Aim of the exercise - Output every entry exactly as written, skipping any pictures.

-------- Data shown --------

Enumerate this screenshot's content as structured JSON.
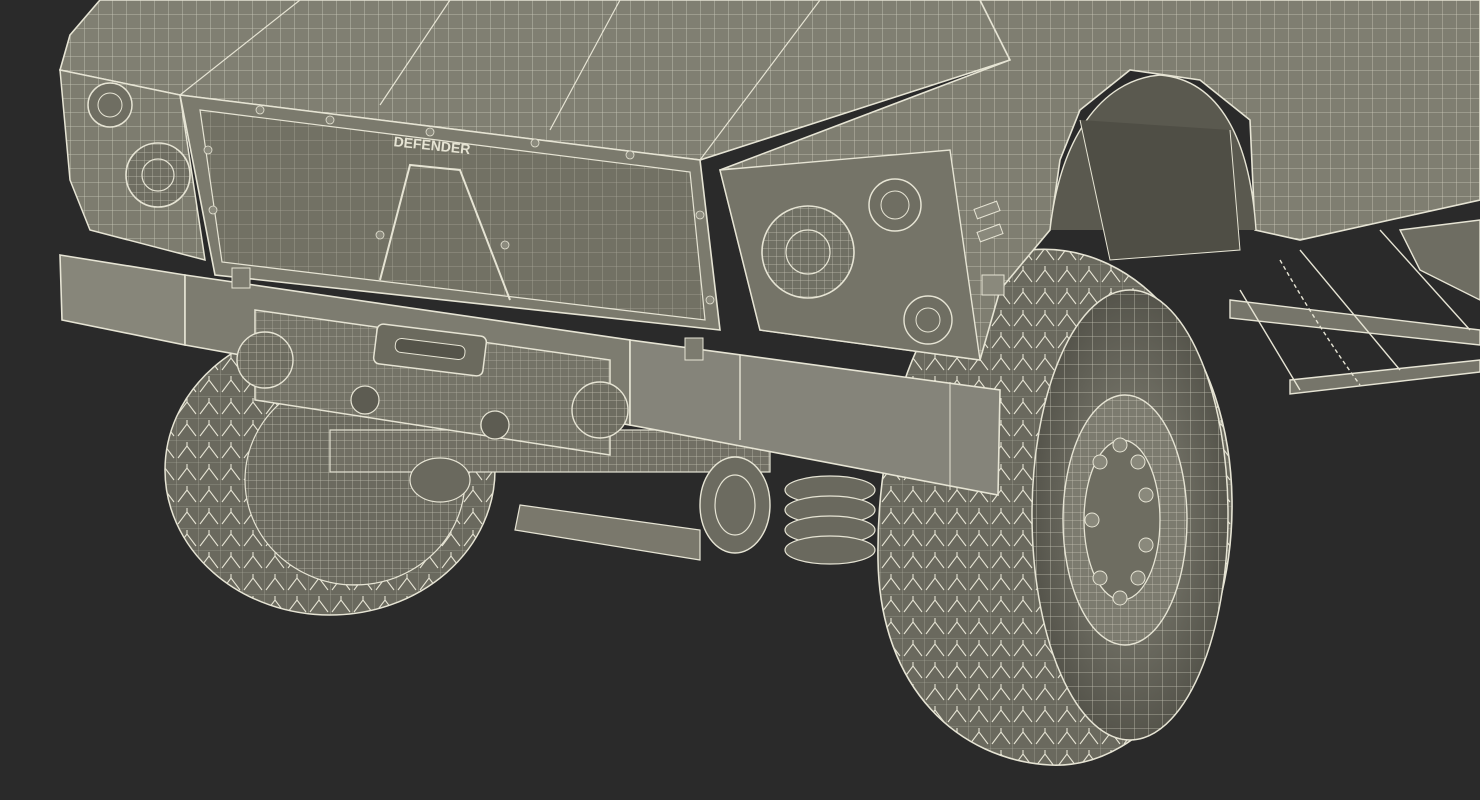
{
  "scene": {
    "subject": "vehicle-front-wireframe",
    "background_color": "#2a2a2a",
    "surface_color": "#7e7d70",
    "surface_dark_color": "#5e5d53",
    "wire_color": "#e6e4d4",
    "grille_badge_text": "DEFENDER"
  }
}
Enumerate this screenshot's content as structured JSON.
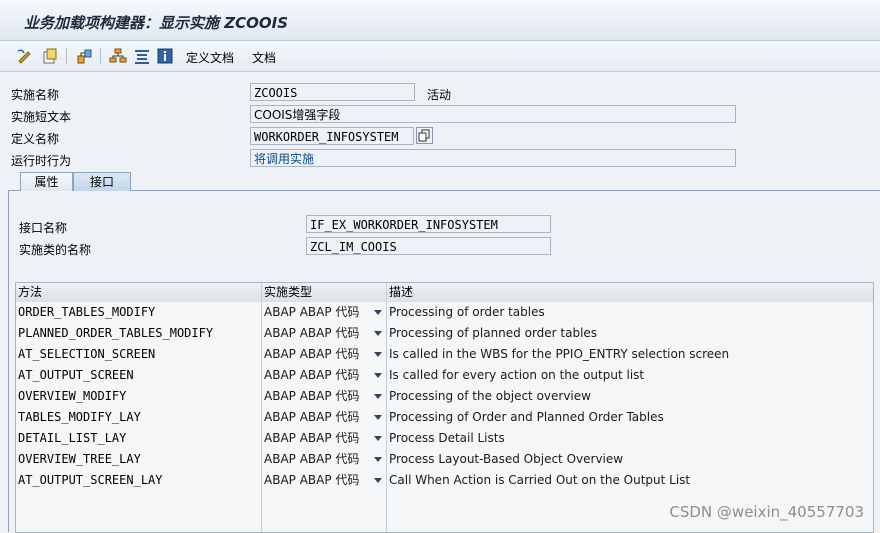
{
  "window": {
    "title": "业务加载项构建器：显示实施 ZCOOIS"
  },
  "toolbar": {
    "items": [
      {
        "icon": "display-change-icon"
      },
      {
        "icon": "other-object-icon"
      },
      {
        "icon": "where-used-icon"
      },
      {
        "icon": "hierarchy-icon"
      },
      {
        "icon": "list-icon"
      },
      {
        "icon": "info-icon"
      }
    ],
    "define_doc_label": "定义文档",
    "doc_label": "文档"
  },
  "header": {
    "impl_name_label": "实施名称",
    "impl_name_value": "ZCOOIS",
    "status": "活动",
    "short_text_label": "实施短文本",
    "short_text_value": "COOIS增强字段",
    "definition_label": "定义名称",
    "definition_value": "WORKORDER_INFOSYSTEM",
    "runtime_label": "运行时行为",
    "runtime_value": "将调用实施"
  },
  "tabs": [
    {
      "label": "属性",
      "active": false
    },
    {
      "label": "接口",
      "active": true
    }
  ],
  "interface": {
    "name_label": "接口名称",
    "name_value": "IF_EX_WORKORDER_INFOSYSTEM",
    "class_label": "实施类的名称",
    "class_value": "ZCL_IM_COOIS"
  },
  "methods_table": {
    "columns": [
      "方法",
      "实施类型",
      "描述"
    ],
    "rows": [
      {
        "method": "ORDER_TABLES_MODIFY",
        "type": "ABAP ABAP 代码",
        "desc": "Processing of order tables"
      },
      {
        "method": "PLANNED_ORDER_TABLES_MODIFY",
        "type": "ABAP ABAP 代码",
        "desc": "Processing of planned order tables"
      },
      {
        "method": "AT_SELECTION_SCREEN",
        "type": "ABAP ABAP 代码",
        "desc": "Is called in the WBS for the PPIO_ENTRY selection screen"
      },
      {
        "method": "AT_OUTPUT_SCREEN",
        "type": "ABAP ABAP 代码",
        "desc": "Is called for every action on the output list"
      },
      {
        "method": "OVERVIEW_MODIFY",
        "type": "ABAP ABAP 代码",
        "desc": "Processing of the object overview"
      },
      {
        "method": "TABLES_MODIFY_LAY",
        "type": "ABAP ABAP 代码",
        "desc": "Processing of Order and Planned Order Tables"
      },
      {
        "method": "DETAIL_LIST_LAY",
        "type": "ABAP ABAP 代码",
        "desc": "Process Detail Lists"
      },
      {
        "method": "OVERVIEW_TREE_LAY",
        "type": "ABAP ABAP 代码",
        "desc": "Process Layout-Based Object Overview"
      },
      {
        "method": "AT_OUTPUT_SCREEN_LAY",
        "type": "ABAP ABAP 代码",
        "desc": "Call When Action is Carried Out on the Output List"
      }
    ]
  },
  "watermark": "CSDN @weixin_40557703"
}
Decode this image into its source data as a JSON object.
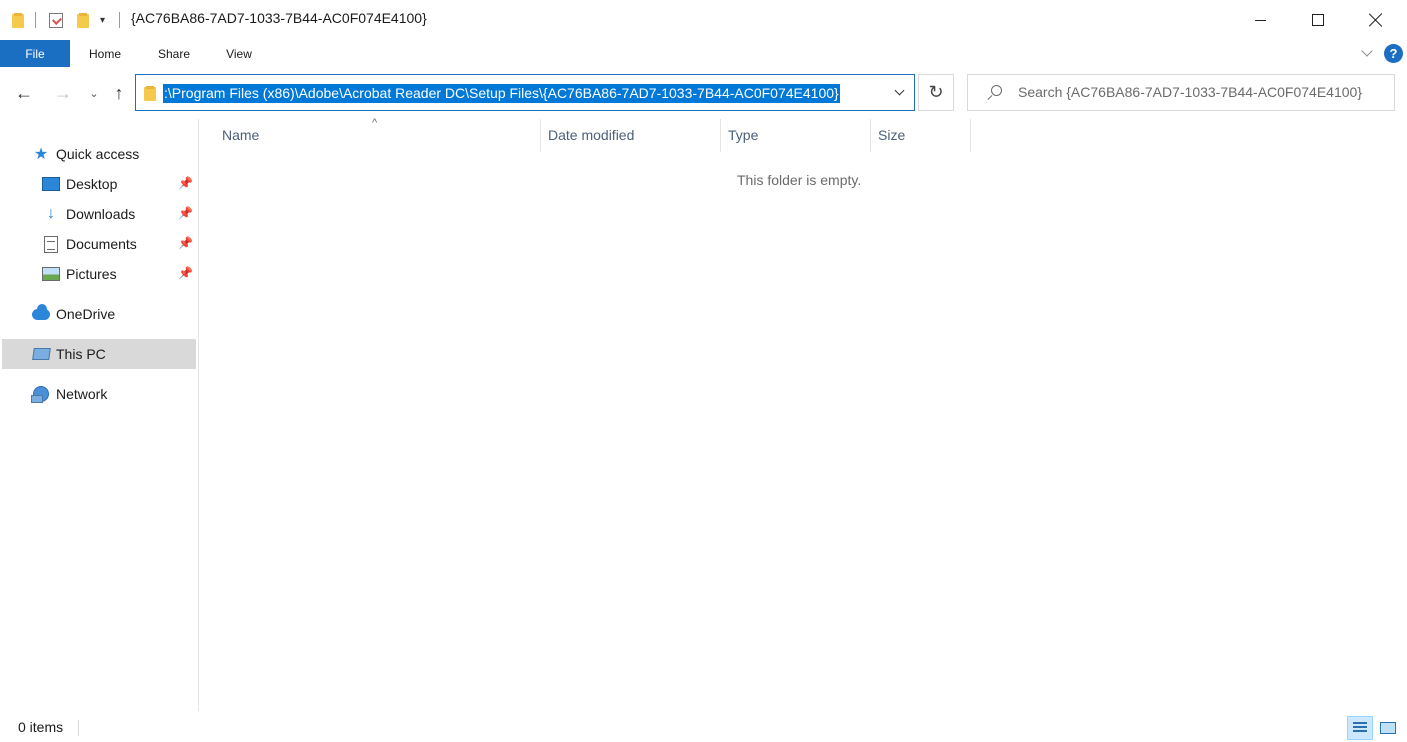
{
  "window": {
    "title": "{AC76BA86-7AD7-1033-7B44-AC0F074E4100}"
  },
  "ribbon": {
    "tabs": [
      "File",
      "Home",
      "Share",
      "View"
    ],
    "help_label": "?"
  },
  "nav": {
    "address_path": ":\\Program Files (x86)\\Adobe\\Acrobat Reader DC\\Setup Files\\{AC76BA86-7AD7-1033-7B44-AC0F074E4100}",
    "search_placeholder": "Search {AC76BA86-7AD7-1033-7B44-AC0F074E4100}"
  },
  "sidebar": {
    "items": [
      {
        "label": "Quick access",
        "icon": "star-icon"
      },
      {
        "label": "Desktop",
        "icon": "desktop-icon",
        "pinned": true
      },
      {
        "label": "Downloads",
        "icon": "download-icon",
        "pinned": true
      },
      {
        "label": "Documents",
        "icon": "documents-icon",
        "pinned": true
      },
      {
        "label": "Pictures",
        "icon": "pictures-icon",
        "pinned": true
      },
      {
        "label": "OneDrive",
        "icon": "cloud-icon"
      },
      {
        "label": "This PC",
        "icon": "computer-icon",
        "selected": true
      },
      {
        "label": "Network",
        "icon": "network-icon"
      }
    ]
  },
  "content": {
    "columns": [
      "Name",
      "Date modified",
      "Type",
      "Size"
    ],
    "empty_message": "This folder is empty."
  },
  "status": {
    "item_count": "0 items"
  },
  "colors": {
    "accent": "#1a6fc3",
    "selection": "#0078d7",
    "sidebar_selected": "#d9d9d9"
  }
}
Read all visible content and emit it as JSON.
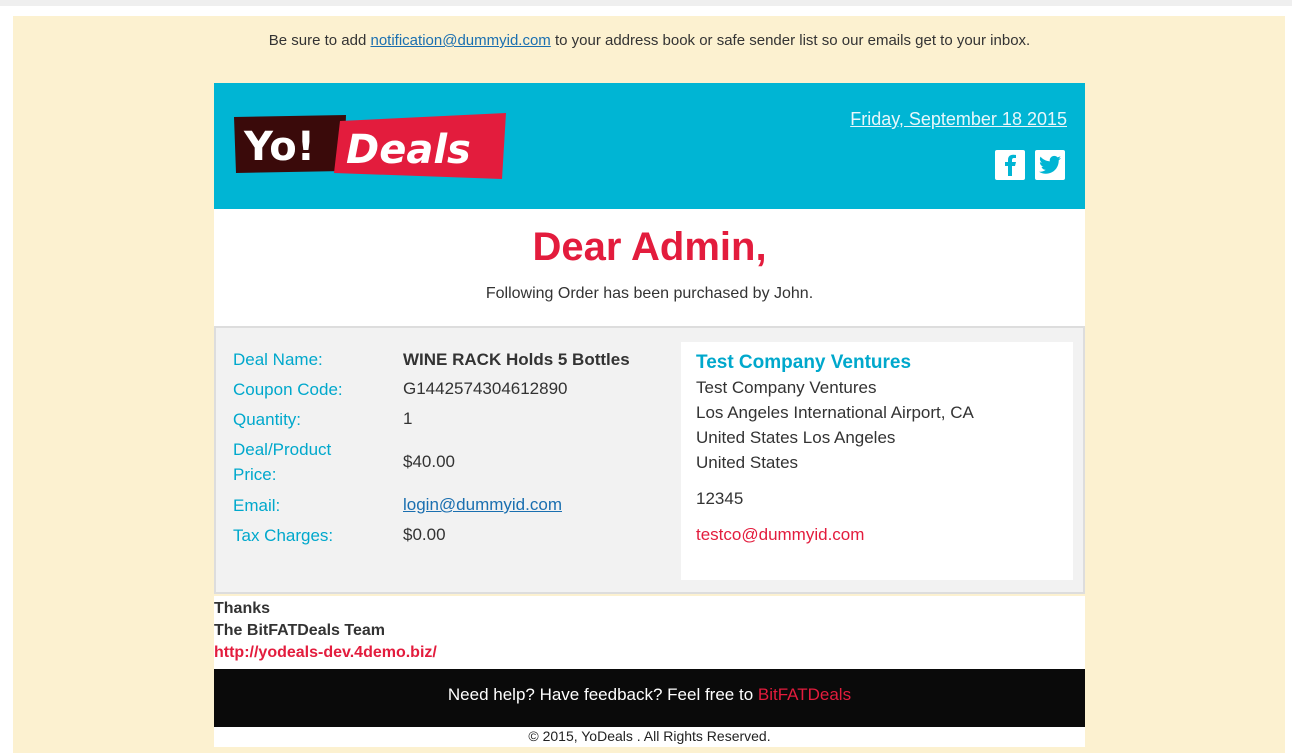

--------

Problem solution -
Enumerate this screenshot's content as structured JSON.
{
  "scene": {
    "subject": "vehicle-front-wireframe",
    "background_color": "#2a2a2a",
    "surface_color": "#7e7d70",
    "surface_dark_color": "#5e5d53",
    "wire_color": "#e6e4d4",
    "grille_badge_text": "DEFENDER"
  }
}
Enumerate this screenshot's content as structured JSON.
{
  "window": {
    "title": "业务加载项构建器：显示实施 ZCOOIS"
  },
  "toolbar": {
    "items": [
      {
        "icon": "display-change-icon"
      },
      {
        "icon": "other-object-icon"
      },
      {
        "icon": "where-used-icon"
      },
      {
        "icon": "hierarchy-icon"
      },
      {
        "icon": "list-icon"
      },
      {
        "icon": "info-icon"
      }
    ],
    "define_doc_label": "定义文档",
    "doc_label": "文档"
  },
  "header": {
    "impl_name_label": "实施名称",
    "impl_name_value": "ZCOOIS",
    "status": "活动",
    "short_text_label": "实施短文本",
    "short_text_value": "COOIS增强字段",
    "definition_label": "定义名称",
    "definition_value": "WORKORDER_INFOSYSTEM",
    "runtime_label": "运行时行为",
    "runtime_value": "将调用实施"
  },
  "tabs": [
    {
      "label": "属性",
      "active": false
    },
    {
      "label": "接口",
      "active": true
    }
  ],
  "interface": {
    "name_label": "接口名称",
    "name_value": "IF_EX_WORKORDER_INFOSYSTEM",
    "class_label": "实施类的名称",
    "class_value": "ZCL_IM_COOIS"
  },
  "methods_table": {
    "columns": [
      "方法",
      "实施类型",
      "描述"
    ],
    "rows": [
      {
        "method": "ORDER_TABLES_MODIFY",
        "type": "ABAP ABAP 代码",
        "desc": "Processing of order tables"
      },
      {
        "method": "PLANNED_ORDER_TABLES_MODIFY",
        "type": "ABAP ABAP 代码",
        "desc": "Processing of planned order tables"
      },
      {
        "method": "AT_SELECTION_SCREEN",
        "type": "ABAP ABAP 代码",
        "desc": "Is called in the WBS for the PPIO_ENTRY selection screen"
      },
      {
        "method": "AT_OUTPUT_SCREEN",
        "type": "ABAP ABAP 代码",
        "desc": "Is called for every action on the output list"
      },
      {
        "method": "OVERVIEW_MODIFY",
        "type": "ABAP ABAP 代码",
        "desc": "Processing of the object overview"
      },
      {
        "method": "TABLES_MODIFY_LAY",
        "type": "ABAP ABAP 代码",
        "desc": "Processing of Order and Planned Order Tables"
      },
      {
        "method": "DETAIL_LIST_LAY",
        "type": "ABAP ABAP 代码",
        "desc": "Process Detail Lists"
      },
      {
        "method": "OVERVIEW_TREE_LAY",
        "type": "ABAP ABAP 代码",
        "desc": "Process Layout-Based Object Overview"
      },
      {
        "method": "AT_OUTPUT_SCREEN_LAY",
        "type": "ABAP ABAP 代码",
        "desc": "Call When Action is Carried Out on the Output List"
      }
    ]
  },
  "watermark": "CSDN @weixin_40557703"
}
Decode this image into its source data as a JSON object.
{
  "window": {
    "title": "{AC76BA86-7AD7-1033-7B44-AC0F074E4100}"
  },
  "ribbon": {
    "tabs": [
      "File",
      "Home",
      "Share",
      "View"
    ],
    "help_label": "?"
  },
  "nav": {
    "address_path": ":\\Program Files (x86)\\Adobe\\Acrobat Reader DC\\Setup Files\\{AC76BA86-7AD7-1033-7B44-AC0F074E4100}",
    "search_placeholder": "Search {AC76BA86-7AD7-1033-7B44-AC0F074E4100}"
  },
  "sidebar": {
    "items": [
      {
        "label": "Quick access",
        "icon": "star-icon"
      },
      {
        "label": "Desktop",
        "icon": "desktop-icon",
        "pinned": true
      },
      {
        "label": "Downloads",
        "icon": "download-icon",
        "pinned": true
      },
      {
        "label": "Documents",
        "icon": "documents-icon",
        "pinned": true
      },
      {
        "label": "Pictures",
        "icon": "pictures-icon",
        "pinned": true
      },
      {
        "label": "OneDrive",
        "icon": "cloud-icon"
      },
      {
        "label": "This PC",
        "icon": "computer-icon",
        "selected": true
      },
      {
        "label": "Network",
        "icon": "network-icon"
      }
    ]
  },
  "content": {
    "columns": [
      "Name",
      "Date modified",
      "Type",
      "Size"
    ],
    "empty_message": "This folder is empty."
  },
  "status": {
    "item_count": "0 items"
  },
  "colors": {
    "accent": "#1a6fc3",
    "selection": "#0078d7",
    "sidebar_selected": "#d9d9d9"
  }
}
Read all visible content and emit it as JSON.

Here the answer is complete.